Exercise » Gather each line of the records where "page" appears.

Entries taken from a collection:
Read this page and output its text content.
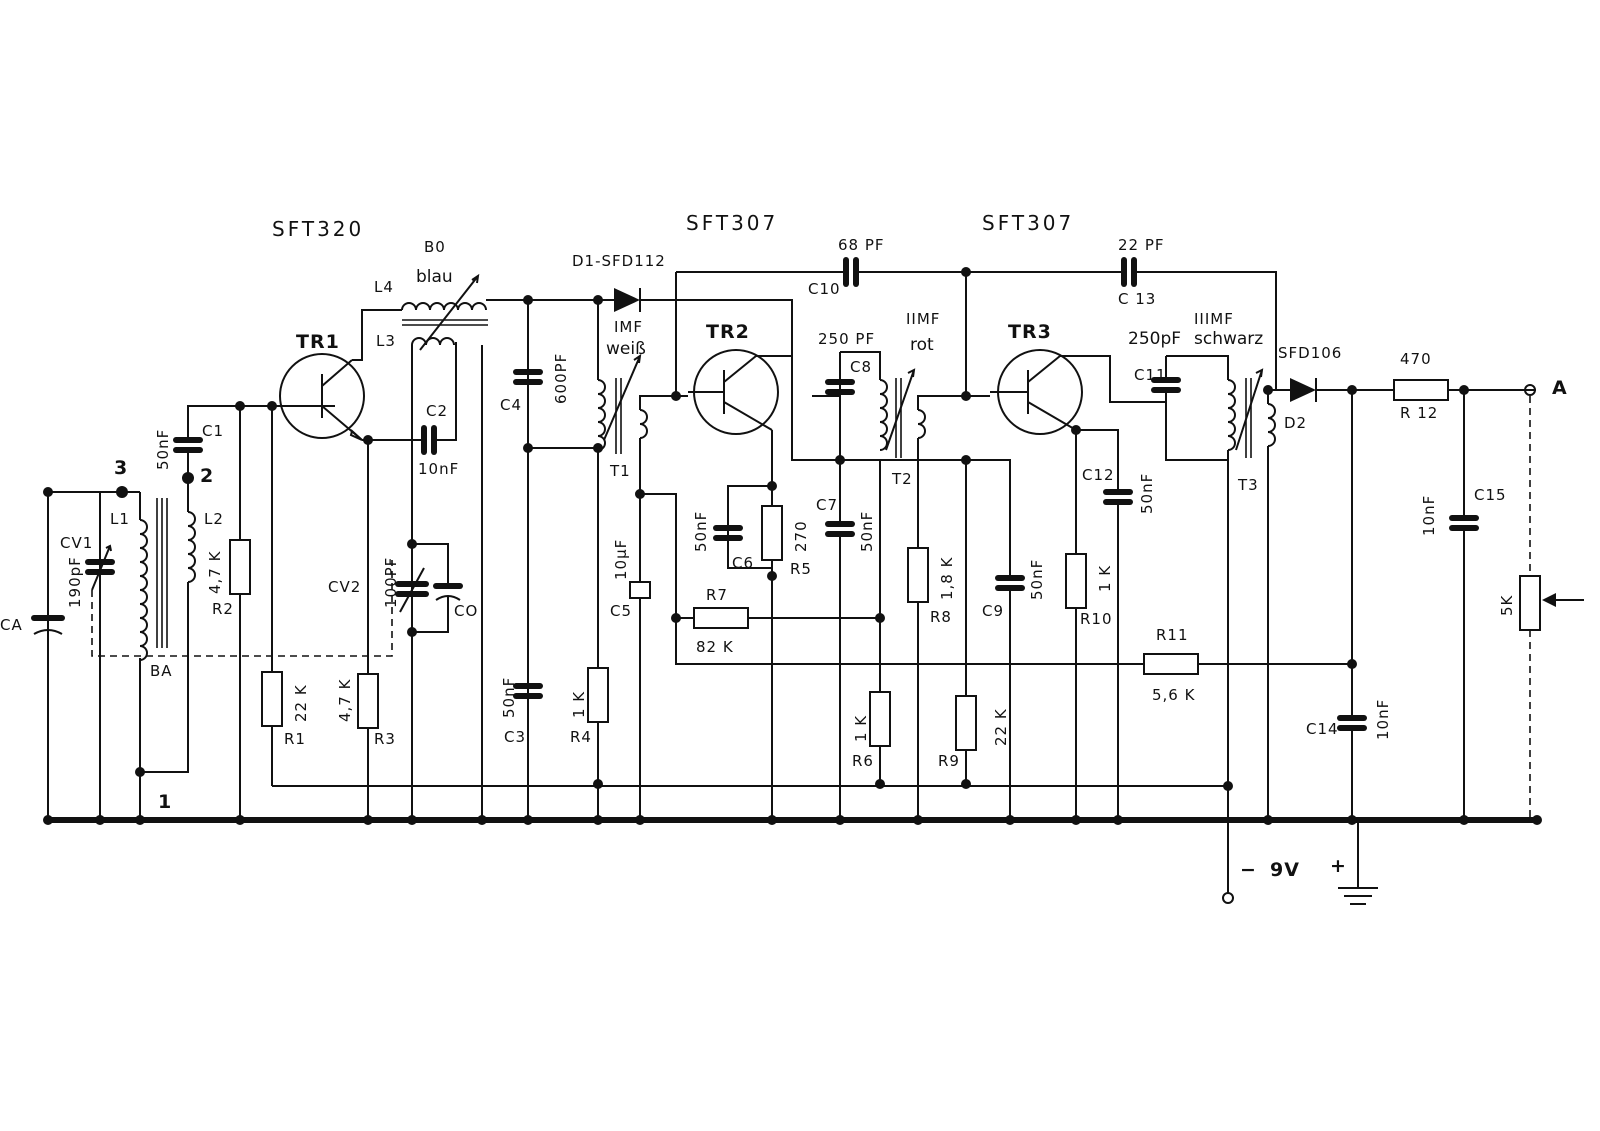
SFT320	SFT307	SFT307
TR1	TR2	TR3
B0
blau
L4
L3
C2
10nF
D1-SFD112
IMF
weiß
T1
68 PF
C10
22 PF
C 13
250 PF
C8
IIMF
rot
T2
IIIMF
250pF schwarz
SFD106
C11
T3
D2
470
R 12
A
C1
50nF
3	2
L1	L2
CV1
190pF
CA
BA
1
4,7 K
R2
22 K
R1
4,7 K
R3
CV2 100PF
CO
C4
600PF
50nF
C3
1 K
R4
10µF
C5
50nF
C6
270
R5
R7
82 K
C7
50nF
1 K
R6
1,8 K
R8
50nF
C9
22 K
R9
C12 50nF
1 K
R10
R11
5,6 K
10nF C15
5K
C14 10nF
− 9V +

...

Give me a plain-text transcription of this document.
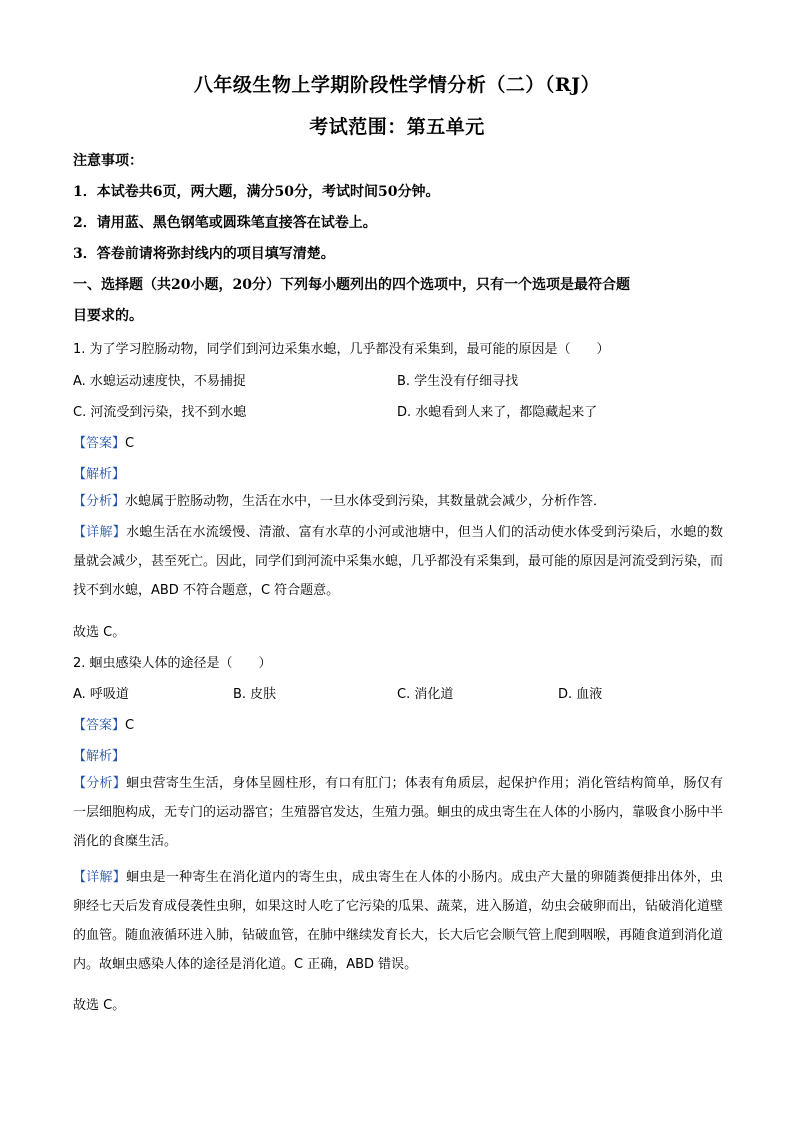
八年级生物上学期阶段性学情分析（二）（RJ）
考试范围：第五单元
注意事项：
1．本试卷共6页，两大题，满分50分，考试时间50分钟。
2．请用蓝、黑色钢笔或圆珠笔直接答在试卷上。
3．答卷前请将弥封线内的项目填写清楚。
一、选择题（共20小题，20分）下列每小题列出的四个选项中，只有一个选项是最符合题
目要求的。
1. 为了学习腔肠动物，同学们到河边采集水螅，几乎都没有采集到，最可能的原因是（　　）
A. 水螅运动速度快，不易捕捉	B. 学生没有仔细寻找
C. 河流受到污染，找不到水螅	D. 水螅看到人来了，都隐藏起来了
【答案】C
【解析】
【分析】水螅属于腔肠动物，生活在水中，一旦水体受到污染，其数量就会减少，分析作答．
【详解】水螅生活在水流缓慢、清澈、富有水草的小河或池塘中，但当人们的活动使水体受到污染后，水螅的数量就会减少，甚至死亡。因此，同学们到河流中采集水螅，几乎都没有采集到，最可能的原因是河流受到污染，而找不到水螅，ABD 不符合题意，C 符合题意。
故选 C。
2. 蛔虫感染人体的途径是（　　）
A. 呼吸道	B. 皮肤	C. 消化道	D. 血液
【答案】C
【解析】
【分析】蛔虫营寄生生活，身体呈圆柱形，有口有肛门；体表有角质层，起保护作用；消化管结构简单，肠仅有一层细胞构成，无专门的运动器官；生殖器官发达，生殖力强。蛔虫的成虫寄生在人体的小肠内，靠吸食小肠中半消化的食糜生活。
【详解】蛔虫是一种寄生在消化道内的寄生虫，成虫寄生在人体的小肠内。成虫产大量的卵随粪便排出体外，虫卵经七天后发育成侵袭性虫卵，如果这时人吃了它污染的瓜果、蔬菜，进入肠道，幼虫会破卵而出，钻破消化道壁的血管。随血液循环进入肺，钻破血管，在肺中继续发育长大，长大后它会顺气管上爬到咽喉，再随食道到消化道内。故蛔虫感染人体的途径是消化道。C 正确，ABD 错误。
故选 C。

==

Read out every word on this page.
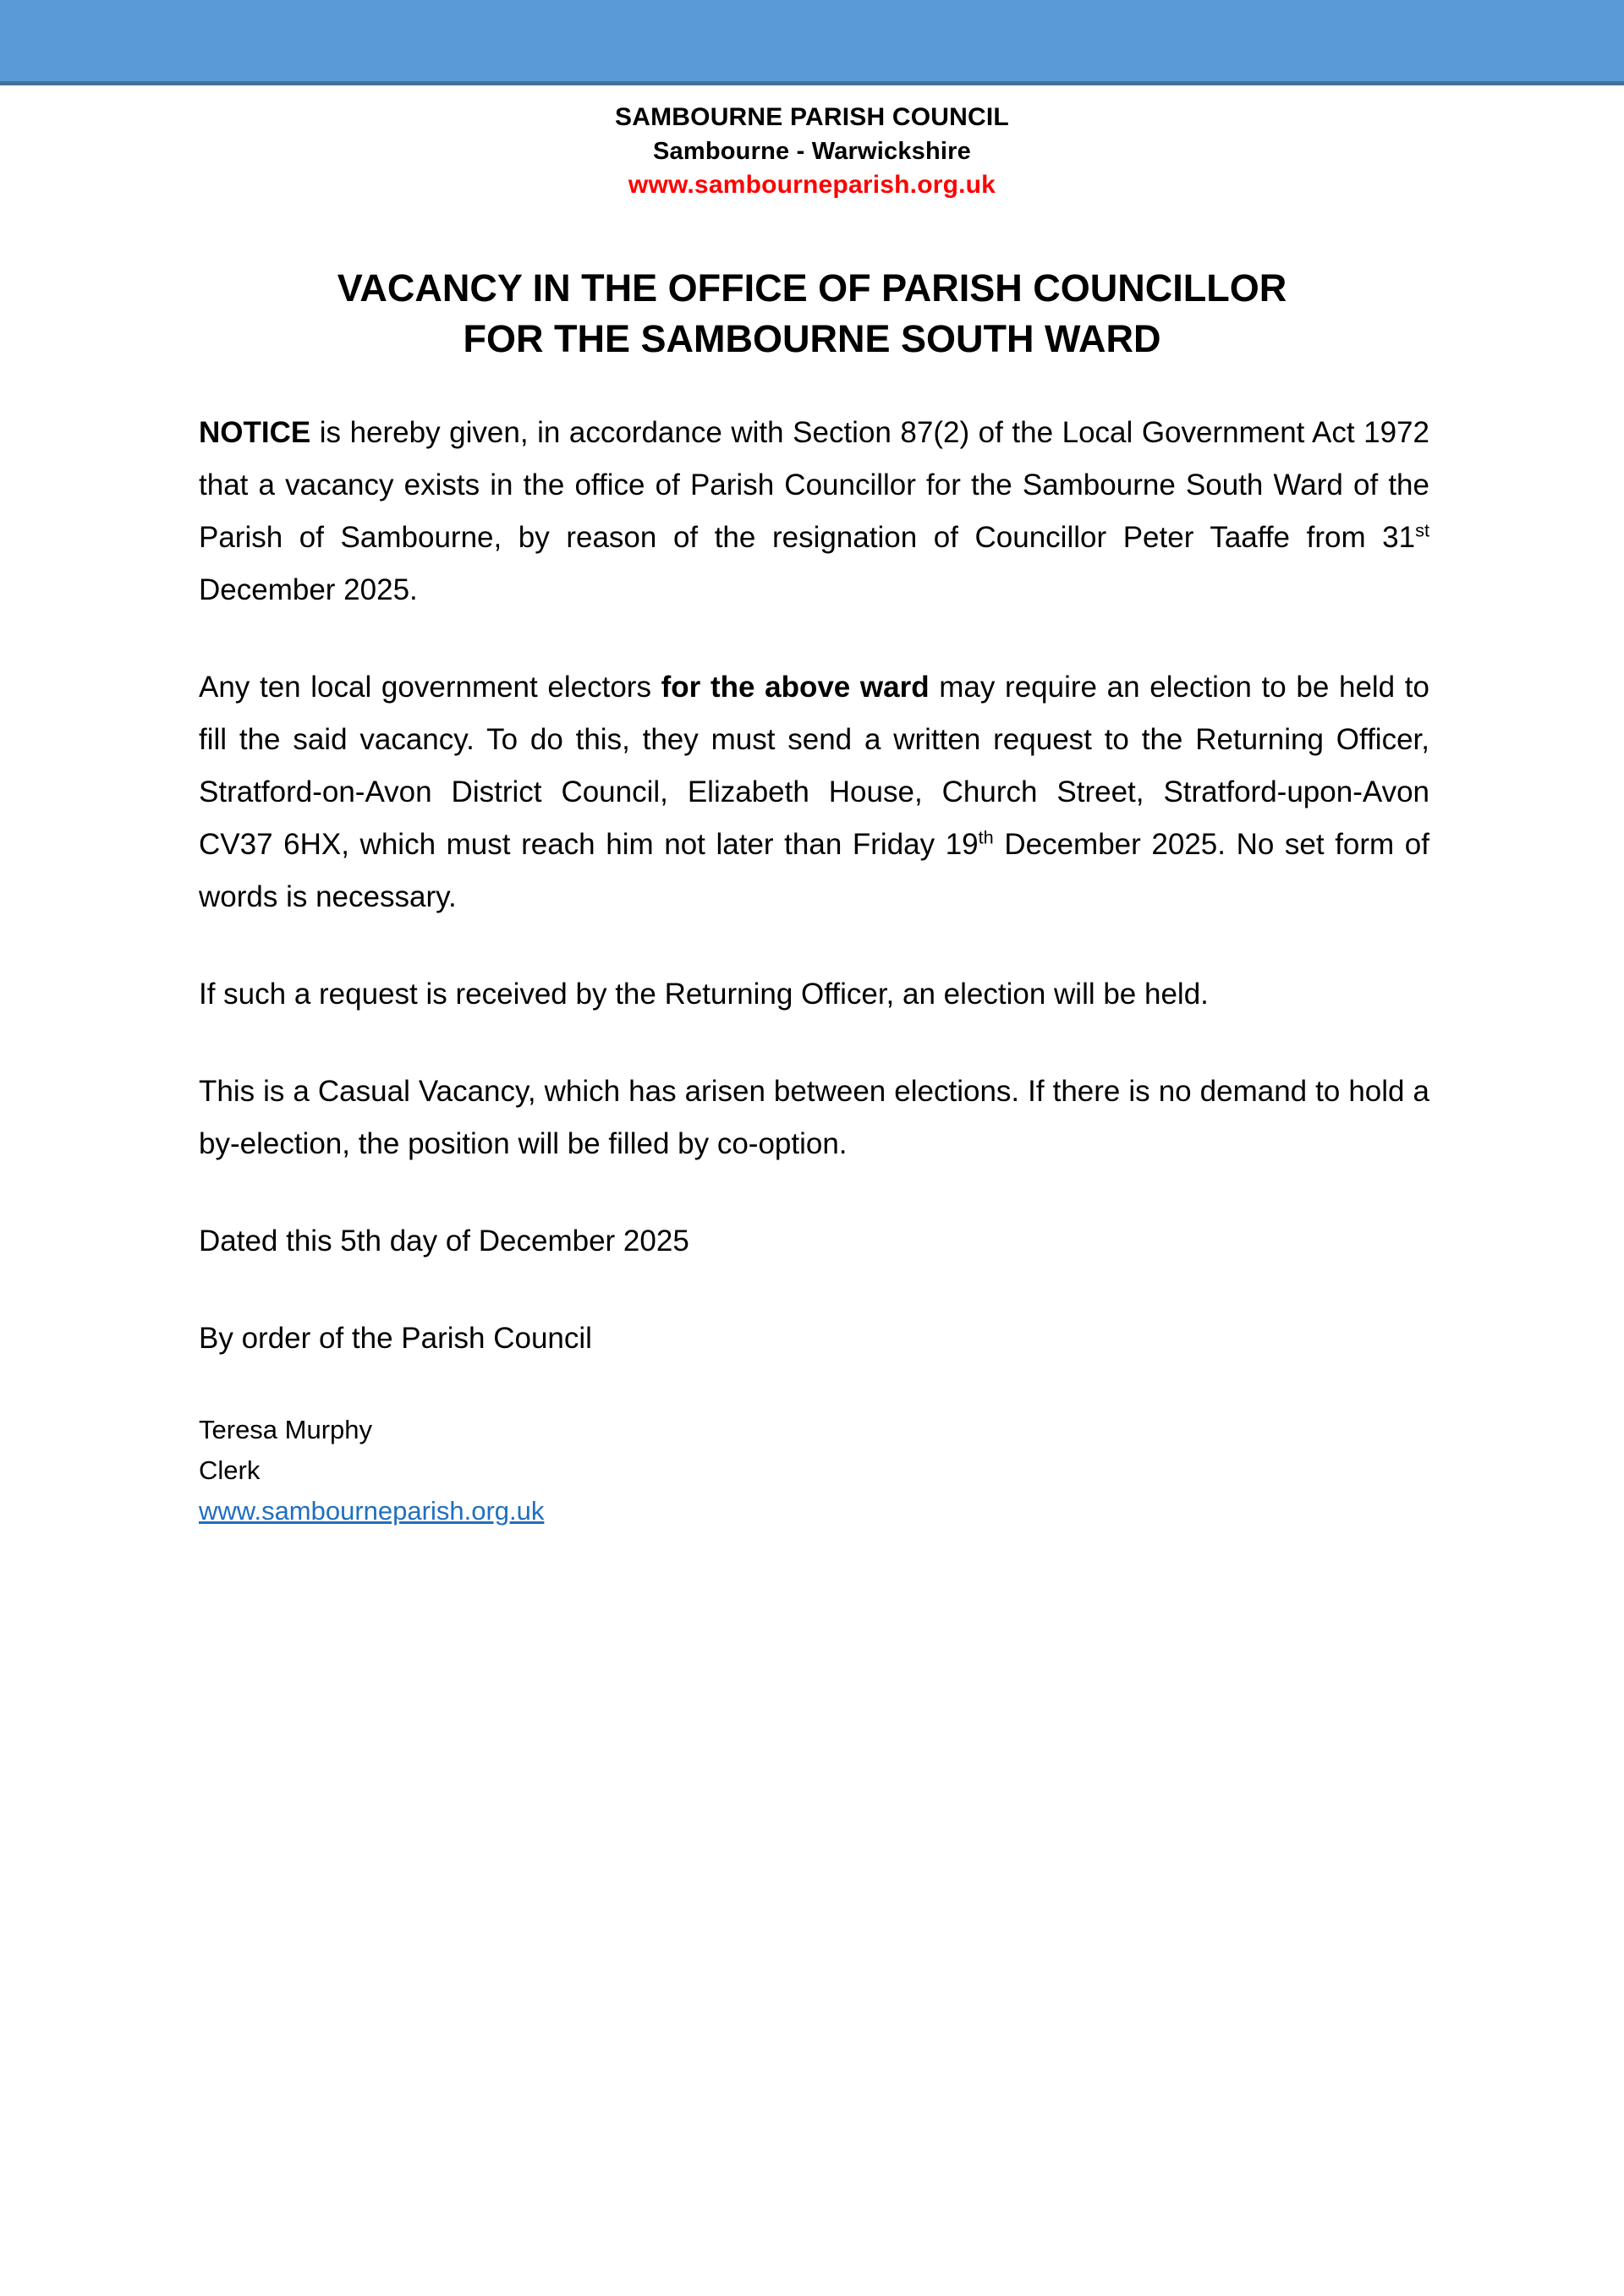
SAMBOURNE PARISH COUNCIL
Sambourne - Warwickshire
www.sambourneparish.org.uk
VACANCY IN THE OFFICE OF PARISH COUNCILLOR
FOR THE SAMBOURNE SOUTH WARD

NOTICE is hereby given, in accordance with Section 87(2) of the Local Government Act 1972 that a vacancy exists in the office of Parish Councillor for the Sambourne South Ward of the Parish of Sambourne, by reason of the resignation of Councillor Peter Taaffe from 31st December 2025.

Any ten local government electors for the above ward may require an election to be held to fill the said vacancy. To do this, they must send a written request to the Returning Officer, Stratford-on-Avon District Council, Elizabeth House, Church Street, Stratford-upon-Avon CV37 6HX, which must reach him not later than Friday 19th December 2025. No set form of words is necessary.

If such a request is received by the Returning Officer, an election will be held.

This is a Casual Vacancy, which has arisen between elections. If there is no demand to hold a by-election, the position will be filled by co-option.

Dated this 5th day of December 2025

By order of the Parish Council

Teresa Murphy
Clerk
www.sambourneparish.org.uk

Solution to the problem »
Read this page and output its text content.
Read out every word on this page.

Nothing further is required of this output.